(The problem) Write out every single entry exactly.

(Provided records)
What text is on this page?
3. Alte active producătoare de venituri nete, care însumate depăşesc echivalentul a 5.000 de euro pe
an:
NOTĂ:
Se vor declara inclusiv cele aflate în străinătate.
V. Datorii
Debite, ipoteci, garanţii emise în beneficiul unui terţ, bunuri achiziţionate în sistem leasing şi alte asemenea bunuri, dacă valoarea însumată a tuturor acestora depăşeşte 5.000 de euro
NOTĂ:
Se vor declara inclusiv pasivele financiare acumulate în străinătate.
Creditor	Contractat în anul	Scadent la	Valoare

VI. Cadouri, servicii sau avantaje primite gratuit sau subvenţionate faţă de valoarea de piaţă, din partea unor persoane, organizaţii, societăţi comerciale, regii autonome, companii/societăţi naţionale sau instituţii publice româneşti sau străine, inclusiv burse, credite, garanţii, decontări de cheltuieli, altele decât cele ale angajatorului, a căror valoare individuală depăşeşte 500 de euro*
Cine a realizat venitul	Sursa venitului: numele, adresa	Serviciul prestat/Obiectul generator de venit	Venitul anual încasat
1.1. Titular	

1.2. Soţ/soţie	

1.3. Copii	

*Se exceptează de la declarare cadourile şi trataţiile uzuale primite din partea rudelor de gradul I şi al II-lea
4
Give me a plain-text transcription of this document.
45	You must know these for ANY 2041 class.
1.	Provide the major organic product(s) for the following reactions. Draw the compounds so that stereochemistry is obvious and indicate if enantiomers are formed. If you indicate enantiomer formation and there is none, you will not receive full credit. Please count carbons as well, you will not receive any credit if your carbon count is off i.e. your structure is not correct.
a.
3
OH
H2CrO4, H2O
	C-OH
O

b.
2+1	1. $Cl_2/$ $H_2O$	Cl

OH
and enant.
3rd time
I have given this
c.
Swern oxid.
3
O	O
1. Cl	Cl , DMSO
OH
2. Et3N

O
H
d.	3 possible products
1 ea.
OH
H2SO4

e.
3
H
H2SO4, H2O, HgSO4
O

(Task solution)
What text is on this page?
3. Alte active producătoare de venituri nete, care însumate depăşesc echivalentul a 5.000 de euro pe
an:
NOTĂ:
Se vor declara inclusiv cele aflate în străinătate.
V. Datorii
Debite, ipoteci, garanţii emise în beneficiul unui terţ, bunuri achiziţionate în sistem leasing şi alte asemenea bunuri, dacă valoarea însumată a tuturor acestora depăşeşte 5.000 de euro
NOTĂ:
Se vor declara inclusiv pasivele financiare acumulate în străinătate.
Creditor	Contractat în anul	Scadent la	Valoare

VI. Cadouri, servicii sau avantaje primite gratuit sau subvenţionate faţă de valoarea de piaţă, din partea unor persoane, organizaţii, societăţi comerciale, regii autonome, companii/societăţi naţionale sau instituţii publice româneşti sau străine, inclusiv burse, credite, garanţii, decontări de cheltuieli, altele decât cele ale angajatorului, a căror valoare individuală depăşeşte 500 de euro*
Cine a realizat venitul	Sursa venitului: numele, adresa	Serviciul prestat/Obiectul generator de venit	Venitul anual încasat
1.1. Titular	

1.2. Soţ/soţie	

1.3. Copii	

*Se exceptează de la declarare cadourile şi trataţiile uzuale primite din partea rudelor de gradul I şi al II-lea
4
Give me a plain-text transcription of this document.
45	You must know these for ANY 2041 class.
1.	Provide the major organic product(s) for the following reactions. Draw the compounds so that stereochemistry is obvious and indicate if enantiomers are formed. If you indicate enantiomer formation and there is none, you will not receive full credit. Please count carbons as well, you will not receive any credit if your carbon count is off i.e. your structure is not correct.
a.
3
OH
H2CrO4, H2O
	C-OH
O

b.
2+1	1. $Cl_2/$ $H_2O$	Cl

OH
and enant.
3rd time
I have given this
c.
Swern oxid.
3
O	O
1. Cl	Cl , DMSO
OH
2. Et3N

O
H
d.	3 possible products
1 ea.
OH
H2SO4

e.
3
H
H2SO4, H2O, HgSO4
O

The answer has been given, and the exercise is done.